WHAT THE TASK REQUIRES >>
Which lines hold the word "time"? Copy each one.

[Dataset records]
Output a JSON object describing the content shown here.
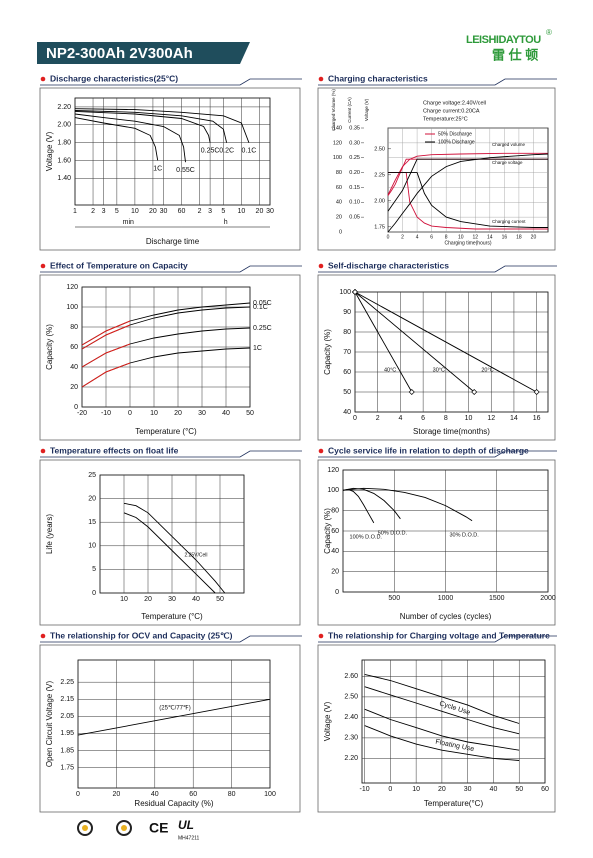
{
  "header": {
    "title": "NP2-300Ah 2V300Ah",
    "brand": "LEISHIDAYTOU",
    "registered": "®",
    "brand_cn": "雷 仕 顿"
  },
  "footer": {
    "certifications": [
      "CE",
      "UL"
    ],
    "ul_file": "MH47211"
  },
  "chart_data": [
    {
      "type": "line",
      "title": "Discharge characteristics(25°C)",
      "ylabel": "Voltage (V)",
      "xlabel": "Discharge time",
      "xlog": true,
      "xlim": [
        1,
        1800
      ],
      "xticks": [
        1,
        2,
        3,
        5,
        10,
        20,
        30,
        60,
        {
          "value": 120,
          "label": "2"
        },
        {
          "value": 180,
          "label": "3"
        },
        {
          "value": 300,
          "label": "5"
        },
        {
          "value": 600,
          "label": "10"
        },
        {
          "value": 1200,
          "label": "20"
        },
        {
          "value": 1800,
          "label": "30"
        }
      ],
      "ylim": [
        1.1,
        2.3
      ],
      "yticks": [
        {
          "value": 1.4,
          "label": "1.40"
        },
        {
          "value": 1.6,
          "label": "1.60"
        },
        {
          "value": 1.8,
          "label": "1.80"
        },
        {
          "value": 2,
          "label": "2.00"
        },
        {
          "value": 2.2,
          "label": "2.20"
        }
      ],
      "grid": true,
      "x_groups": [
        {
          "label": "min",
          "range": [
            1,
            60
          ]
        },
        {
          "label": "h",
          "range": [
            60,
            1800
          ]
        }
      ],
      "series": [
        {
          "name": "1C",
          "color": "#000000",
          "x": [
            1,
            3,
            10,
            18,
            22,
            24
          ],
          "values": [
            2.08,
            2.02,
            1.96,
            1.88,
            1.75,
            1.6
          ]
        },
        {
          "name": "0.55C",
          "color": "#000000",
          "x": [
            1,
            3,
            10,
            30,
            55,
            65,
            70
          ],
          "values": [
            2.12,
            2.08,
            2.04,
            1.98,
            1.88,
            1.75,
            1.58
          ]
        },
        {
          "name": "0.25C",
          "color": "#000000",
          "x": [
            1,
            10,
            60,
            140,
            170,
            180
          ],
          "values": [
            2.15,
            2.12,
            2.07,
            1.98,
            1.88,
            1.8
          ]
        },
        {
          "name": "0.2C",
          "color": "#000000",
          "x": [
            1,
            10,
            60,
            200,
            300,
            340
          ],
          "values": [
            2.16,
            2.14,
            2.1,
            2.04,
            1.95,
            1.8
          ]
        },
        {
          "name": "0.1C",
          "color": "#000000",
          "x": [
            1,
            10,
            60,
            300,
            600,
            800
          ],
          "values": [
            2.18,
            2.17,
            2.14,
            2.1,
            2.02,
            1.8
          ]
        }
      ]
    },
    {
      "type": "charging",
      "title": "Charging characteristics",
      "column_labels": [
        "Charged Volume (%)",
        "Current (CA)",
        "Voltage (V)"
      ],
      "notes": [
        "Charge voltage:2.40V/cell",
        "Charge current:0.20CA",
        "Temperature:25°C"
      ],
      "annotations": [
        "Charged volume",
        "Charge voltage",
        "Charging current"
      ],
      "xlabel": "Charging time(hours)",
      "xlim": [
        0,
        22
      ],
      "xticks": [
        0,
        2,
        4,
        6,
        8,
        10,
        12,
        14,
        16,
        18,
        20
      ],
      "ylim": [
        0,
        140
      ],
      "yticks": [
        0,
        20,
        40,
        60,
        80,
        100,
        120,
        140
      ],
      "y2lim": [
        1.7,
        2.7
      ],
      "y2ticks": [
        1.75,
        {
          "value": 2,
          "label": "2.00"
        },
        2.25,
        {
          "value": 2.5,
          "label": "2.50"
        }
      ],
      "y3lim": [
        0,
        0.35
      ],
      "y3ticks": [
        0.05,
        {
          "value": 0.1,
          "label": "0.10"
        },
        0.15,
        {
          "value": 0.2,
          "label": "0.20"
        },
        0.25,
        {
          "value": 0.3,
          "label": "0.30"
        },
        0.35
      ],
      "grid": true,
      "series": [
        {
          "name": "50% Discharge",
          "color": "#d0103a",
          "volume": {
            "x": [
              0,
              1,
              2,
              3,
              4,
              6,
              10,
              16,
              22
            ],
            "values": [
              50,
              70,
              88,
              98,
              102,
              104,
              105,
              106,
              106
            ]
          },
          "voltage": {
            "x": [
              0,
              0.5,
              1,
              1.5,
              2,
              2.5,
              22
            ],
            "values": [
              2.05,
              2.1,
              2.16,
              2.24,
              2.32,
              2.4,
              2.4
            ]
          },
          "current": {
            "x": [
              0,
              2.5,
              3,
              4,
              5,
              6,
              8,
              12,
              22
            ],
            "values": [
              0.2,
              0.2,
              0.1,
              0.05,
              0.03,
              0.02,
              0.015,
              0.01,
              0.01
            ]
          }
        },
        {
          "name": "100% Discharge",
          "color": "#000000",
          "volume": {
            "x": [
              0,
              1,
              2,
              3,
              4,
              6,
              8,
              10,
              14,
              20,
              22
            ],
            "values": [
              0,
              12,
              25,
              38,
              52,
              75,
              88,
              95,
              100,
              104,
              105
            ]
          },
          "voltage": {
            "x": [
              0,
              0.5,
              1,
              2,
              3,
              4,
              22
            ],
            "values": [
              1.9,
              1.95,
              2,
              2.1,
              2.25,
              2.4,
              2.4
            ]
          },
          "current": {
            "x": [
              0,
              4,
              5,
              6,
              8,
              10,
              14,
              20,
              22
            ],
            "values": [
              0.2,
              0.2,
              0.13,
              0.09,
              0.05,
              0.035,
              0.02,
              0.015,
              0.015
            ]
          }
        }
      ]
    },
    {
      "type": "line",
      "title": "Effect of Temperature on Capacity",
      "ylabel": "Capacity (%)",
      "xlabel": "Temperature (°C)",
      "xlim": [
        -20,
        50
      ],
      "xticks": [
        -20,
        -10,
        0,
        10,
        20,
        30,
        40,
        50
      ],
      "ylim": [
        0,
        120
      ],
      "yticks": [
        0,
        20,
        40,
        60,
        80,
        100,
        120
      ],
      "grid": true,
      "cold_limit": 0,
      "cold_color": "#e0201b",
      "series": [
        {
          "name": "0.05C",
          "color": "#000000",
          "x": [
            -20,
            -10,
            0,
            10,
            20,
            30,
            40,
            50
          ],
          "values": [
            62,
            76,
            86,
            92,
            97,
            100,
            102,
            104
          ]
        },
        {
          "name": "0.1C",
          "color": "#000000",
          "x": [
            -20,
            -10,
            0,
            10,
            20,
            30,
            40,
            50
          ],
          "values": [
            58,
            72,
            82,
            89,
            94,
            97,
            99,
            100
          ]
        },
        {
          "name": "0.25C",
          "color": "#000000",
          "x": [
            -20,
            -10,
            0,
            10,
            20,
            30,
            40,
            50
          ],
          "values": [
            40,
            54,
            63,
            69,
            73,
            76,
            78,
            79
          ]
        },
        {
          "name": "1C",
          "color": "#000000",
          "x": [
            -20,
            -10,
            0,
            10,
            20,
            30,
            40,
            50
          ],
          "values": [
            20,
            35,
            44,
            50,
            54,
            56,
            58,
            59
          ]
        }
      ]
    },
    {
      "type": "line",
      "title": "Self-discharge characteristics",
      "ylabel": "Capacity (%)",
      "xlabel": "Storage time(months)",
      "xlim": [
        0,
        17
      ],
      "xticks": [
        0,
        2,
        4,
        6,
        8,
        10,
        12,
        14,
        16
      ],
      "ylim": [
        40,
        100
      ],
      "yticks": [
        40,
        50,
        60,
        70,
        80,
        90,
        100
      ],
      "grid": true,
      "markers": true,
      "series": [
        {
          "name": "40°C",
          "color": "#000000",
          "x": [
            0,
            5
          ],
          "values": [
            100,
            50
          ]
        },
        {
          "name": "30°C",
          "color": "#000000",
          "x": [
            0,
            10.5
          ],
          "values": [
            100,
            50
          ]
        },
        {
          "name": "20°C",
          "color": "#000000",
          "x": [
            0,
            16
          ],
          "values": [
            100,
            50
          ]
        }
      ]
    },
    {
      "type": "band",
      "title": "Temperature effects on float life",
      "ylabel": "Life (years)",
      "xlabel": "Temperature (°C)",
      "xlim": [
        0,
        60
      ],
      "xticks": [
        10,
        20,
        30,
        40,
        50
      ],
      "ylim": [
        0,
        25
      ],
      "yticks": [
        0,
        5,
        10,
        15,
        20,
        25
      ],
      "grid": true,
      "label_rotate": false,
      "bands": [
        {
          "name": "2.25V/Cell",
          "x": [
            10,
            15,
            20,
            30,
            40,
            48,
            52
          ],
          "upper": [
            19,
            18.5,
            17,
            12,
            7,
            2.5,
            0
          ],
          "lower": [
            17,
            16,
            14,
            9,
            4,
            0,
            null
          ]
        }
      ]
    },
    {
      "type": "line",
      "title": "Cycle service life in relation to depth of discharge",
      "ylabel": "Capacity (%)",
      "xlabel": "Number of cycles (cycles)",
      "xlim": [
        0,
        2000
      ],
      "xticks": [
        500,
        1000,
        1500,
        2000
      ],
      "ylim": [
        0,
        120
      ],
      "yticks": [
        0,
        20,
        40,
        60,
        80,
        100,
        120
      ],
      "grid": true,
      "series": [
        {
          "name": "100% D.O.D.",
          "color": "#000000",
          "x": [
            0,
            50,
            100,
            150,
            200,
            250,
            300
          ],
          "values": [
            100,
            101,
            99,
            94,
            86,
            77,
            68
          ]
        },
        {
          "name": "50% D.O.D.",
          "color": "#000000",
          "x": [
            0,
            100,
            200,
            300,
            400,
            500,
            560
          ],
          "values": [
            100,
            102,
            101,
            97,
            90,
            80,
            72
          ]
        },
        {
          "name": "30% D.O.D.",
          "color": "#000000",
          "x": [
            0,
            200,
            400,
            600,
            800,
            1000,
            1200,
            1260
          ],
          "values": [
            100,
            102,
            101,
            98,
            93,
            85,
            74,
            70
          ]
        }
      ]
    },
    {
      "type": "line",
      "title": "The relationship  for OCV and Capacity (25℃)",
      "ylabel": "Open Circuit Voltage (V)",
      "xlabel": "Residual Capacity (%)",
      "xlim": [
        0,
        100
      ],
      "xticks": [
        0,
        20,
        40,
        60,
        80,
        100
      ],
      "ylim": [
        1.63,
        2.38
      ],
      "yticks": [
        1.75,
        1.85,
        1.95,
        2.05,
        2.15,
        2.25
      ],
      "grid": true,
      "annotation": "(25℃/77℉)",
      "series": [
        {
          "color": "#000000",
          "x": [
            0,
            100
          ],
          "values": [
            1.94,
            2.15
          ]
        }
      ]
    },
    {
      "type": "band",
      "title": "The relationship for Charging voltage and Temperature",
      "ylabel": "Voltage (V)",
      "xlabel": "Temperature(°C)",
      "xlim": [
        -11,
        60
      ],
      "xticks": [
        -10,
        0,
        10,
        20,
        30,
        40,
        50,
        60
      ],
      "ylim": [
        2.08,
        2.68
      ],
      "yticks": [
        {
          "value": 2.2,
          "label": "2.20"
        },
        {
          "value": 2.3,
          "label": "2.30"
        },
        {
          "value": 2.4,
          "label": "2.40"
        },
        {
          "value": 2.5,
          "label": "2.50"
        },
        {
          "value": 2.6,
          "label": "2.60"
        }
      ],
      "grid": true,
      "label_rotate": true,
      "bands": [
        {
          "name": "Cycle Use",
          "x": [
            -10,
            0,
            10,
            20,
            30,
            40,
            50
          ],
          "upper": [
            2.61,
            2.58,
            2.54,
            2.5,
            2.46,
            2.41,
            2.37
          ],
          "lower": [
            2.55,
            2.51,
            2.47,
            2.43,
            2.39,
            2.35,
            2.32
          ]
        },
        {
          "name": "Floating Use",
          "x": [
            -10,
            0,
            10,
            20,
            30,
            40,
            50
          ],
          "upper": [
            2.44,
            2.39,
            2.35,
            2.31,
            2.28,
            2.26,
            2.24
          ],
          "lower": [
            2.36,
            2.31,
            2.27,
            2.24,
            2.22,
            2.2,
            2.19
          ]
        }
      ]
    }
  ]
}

* * *

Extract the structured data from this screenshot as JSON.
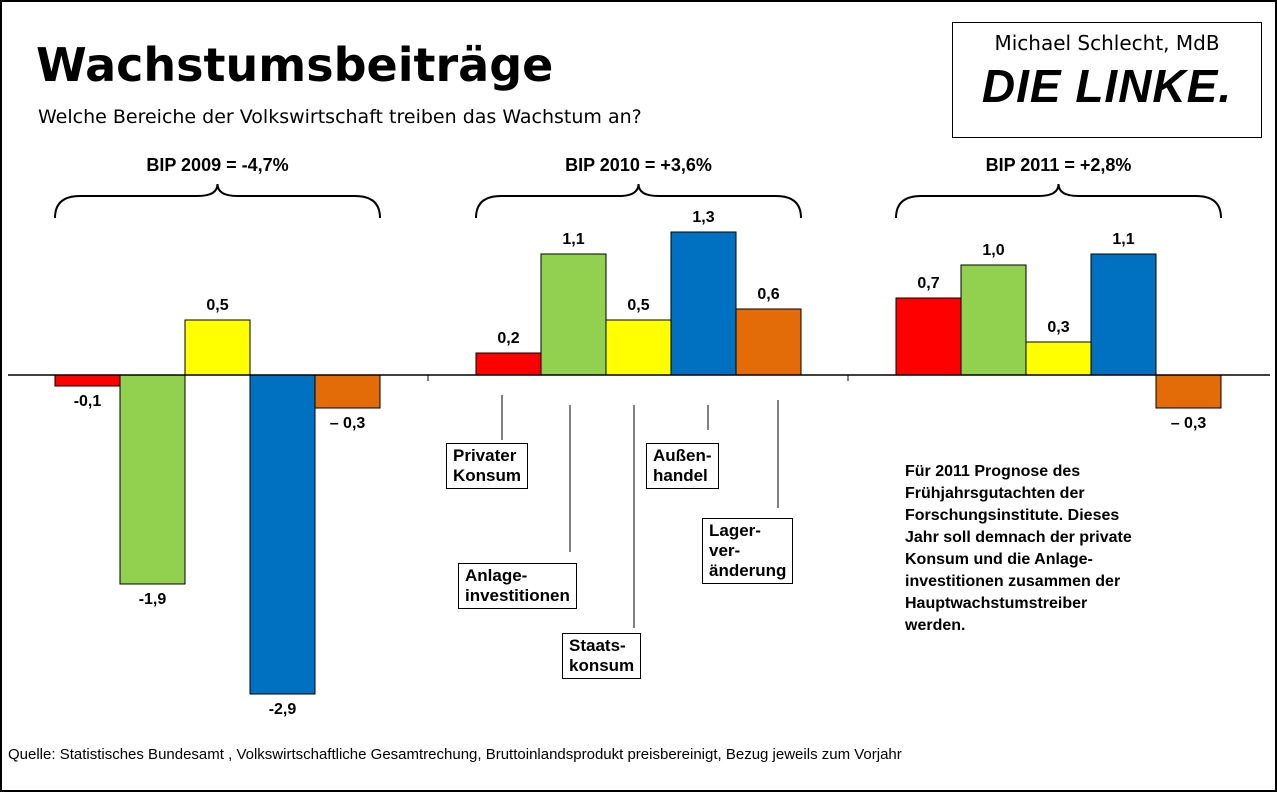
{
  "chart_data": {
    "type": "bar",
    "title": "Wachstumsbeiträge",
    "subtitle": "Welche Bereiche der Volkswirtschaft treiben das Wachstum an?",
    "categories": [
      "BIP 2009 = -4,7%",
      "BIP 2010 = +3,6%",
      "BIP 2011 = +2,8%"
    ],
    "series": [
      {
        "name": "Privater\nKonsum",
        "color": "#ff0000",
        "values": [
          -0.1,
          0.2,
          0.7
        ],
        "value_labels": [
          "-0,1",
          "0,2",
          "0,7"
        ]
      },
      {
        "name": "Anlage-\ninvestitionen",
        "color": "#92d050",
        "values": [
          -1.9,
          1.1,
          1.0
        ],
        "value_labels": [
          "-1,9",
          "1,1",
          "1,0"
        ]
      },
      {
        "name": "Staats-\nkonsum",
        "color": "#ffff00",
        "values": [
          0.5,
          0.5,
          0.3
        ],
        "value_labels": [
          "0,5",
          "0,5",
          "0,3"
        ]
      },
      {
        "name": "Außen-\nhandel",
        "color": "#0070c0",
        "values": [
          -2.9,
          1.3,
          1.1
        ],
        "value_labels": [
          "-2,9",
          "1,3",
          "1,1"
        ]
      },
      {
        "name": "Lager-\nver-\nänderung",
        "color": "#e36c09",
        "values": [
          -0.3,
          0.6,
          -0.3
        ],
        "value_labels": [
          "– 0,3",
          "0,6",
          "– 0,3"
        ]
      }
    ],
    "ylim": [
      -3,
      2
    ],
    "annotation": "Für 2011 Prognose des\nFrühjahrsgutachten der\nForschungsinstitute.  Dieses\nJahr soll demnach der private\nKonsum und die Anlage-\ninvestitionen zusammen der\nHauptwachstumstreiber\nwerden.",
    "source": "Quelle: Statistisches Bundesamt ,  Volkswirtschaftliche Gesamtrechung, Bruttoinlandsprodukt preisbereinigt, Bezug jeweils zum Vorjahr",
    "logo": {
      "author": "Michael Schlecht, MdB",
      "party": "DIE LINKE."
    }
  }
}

SOLUTION TO THE PROBLEM >>
      "xlabel": "Discharge time",
      "xlabel": "Charging time(hours)",
      "xlabel": "Storage time(months)",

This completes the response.